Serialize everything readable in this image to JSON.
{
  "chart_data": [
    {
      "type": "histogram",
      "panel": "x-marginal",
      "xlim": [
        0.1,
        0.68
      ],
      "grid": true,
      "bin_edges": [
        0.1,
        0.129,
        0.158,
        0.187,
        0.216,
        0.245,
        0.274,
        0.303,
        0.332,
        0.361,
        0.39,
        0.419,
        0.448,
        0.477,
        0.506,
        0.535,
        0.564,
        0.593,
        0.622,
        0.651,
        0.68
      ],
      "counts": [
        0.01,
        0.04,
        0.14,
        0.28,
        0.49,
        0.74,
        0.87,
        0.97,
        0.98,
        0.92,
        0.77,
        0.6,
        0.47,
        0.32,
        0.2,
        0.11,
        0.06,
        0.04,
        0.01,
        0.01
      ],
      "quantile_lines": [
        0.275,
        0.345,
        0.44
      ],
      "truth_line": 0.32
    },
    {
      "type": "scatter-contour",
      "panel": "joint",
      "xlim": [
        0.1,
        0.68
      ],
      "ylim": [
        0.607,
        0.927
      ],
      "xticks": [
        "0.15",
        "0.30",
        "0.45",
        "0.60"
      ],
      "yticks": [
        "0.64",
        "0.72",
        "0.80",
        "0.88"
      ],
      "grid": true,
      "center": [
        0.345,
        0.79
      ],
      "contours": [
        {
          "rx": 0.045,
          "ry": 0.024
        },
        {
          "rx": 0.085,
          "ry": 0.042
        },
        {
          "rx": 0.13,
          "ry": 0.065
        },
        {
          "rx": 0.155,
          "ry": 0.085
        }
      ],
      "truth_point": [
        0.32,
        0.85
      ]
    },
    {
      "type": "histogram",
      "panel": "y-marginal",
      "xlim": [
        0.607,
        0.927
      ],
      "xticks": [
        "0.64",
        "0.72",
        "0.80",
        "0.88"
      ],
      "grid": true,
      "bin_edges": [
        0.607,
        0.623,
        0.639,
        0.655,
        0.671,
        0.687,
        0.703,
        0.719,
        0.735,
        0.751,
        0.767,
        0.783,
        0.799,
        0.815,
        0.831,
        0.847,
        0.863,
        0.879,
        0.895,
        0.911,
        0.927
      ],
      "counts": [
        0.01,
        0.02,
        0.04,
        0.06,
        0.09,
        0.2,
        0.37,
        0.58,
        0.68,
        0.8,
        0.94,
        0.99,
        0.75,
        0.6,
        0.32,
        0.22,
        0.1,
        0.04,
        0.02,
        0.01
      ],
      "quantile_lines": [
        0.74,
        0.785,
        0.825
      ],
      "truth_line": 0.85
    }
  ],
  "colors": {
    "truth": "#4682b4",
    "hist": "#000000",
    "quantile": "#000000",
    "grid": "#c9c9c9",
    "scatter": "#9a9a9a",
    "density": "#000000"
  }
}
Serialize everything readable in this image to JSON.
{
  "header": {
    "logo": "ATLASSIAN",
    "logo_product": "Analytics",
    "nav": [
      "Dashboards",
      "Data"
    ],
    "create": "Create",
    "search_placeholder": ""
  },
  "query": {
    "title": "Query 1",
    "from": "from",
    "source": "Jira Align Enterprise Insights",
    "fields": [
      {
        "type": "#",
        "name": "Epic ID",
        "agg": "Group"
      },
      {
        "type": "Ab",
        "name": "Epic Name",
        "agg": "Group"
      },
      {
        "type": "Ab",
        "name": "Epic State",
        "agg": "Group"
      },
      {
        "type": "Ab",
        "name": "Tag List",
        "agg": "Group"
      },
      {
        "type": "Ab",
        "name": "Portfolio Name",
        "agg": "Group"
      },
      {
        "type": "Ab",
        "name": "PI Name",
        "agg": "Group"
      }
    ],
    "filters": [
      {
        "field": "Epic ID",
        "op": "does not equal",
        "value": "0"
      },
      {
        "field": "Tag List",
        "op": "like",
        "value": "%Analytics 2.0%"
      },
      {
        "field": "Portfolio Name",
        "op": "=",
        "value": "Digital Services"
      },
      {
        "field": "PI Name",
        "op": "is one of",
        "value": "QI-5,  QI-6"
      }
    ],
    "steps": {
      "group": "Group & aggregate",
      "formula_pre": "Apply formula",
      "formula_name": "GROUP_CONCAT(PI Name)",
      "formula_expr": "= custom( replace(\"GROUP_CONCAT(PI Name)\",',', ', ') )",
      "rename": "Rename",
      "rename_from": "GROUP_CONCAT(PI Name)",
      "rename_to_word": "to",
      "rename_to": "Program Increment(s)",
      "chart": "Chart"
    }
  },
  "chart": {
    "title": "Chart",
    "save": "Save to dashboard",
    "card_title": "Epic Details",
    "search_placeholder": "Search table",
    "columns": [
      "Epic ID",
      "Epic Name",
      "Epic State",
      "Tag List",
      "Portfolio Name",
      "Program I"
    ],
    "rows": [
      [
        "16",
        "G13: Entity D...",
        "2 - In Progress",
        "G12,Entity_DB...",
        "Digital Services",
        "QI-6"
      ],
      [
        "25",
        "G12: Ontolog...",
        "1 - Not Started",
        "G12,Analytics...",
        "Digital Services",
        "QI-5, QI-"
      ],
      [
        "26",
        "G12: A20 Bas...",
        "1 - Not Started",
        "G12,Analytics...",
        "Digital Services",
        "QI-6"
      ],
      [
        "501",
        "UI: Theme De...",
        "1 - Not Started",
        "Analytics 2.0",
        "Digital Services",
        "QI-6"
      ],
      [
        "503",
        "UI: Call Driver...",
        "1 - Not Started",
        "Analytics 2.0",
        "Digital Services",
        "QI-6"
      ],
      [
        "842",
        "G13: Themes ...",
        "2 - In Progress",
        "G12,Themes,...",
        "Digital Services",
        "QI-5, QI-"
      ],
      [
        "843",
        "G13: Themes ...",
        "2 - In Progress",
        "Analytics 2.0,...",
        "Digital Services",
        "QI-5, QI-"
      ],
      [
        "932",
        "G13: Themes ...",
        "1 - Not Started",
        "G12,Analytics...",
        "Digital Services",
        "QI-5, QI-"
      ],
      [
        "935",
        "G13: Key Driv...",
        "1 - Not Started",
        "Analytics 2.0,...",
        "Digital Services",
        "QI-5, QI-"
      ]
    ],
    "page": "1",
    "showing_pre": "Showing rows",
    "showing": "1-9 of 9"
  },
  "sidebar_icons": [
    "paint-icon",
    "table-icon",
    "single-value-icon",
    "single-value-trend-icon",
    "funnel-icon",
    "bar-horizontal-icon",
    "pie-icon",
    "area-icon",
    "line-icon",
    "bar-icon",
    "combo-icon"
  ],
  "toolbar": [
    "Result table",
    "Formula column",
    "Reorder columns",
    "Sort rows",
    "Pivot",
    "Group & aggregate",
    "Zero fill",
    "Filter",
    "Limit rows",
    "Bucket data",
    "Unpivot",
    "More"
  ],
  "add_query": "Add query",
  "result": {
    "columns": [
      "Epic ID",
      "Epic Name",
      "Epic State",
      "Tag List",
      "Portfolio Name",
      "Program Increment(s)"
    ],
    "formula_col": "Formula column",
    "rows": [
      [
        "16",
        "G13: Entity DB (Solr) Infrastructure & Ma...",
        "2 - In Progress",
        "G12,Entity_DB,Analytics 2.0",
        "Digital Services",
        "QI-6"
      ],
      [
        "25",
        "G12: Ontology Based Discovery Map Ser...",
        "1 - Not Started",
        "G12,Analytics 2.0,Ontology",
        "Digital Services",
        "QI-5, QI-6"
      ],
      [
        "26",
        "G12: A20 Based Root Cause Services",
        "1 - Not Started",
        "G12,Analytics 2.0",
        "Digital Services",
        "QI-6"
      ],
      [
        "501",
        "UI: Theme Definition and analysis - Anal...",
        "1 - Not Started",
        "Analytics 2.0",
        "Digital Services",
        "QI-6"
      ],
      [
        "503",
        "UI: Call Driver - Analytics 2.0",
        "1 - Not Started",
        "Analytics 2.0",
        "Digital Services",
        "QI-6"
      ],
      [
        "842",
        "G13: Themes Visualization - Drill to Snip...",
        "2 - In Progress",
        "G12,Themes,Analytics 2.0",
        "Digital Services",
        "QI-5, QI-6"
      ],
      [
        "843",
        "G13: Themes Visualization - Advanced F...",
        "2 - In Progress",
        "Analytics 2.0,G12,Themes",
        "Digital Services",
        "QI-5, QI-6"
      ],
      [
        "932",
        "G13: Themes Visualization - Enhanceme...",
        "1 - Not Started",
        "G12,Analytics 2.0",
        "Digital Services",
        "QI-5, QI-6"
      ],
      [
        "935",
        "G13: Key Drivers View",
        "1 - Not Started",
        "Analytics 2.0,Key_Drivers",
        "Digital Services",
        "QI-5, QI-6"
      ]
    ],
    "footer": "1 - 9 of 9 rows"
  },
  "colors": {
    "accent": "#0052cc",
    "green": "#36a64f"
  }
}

---------------

» **Work instructions**
Find each line holding the word "table" and copy it.

» **Completed task**
    "search_placeholder": "Search table",
    "table-icon",
    "Result table",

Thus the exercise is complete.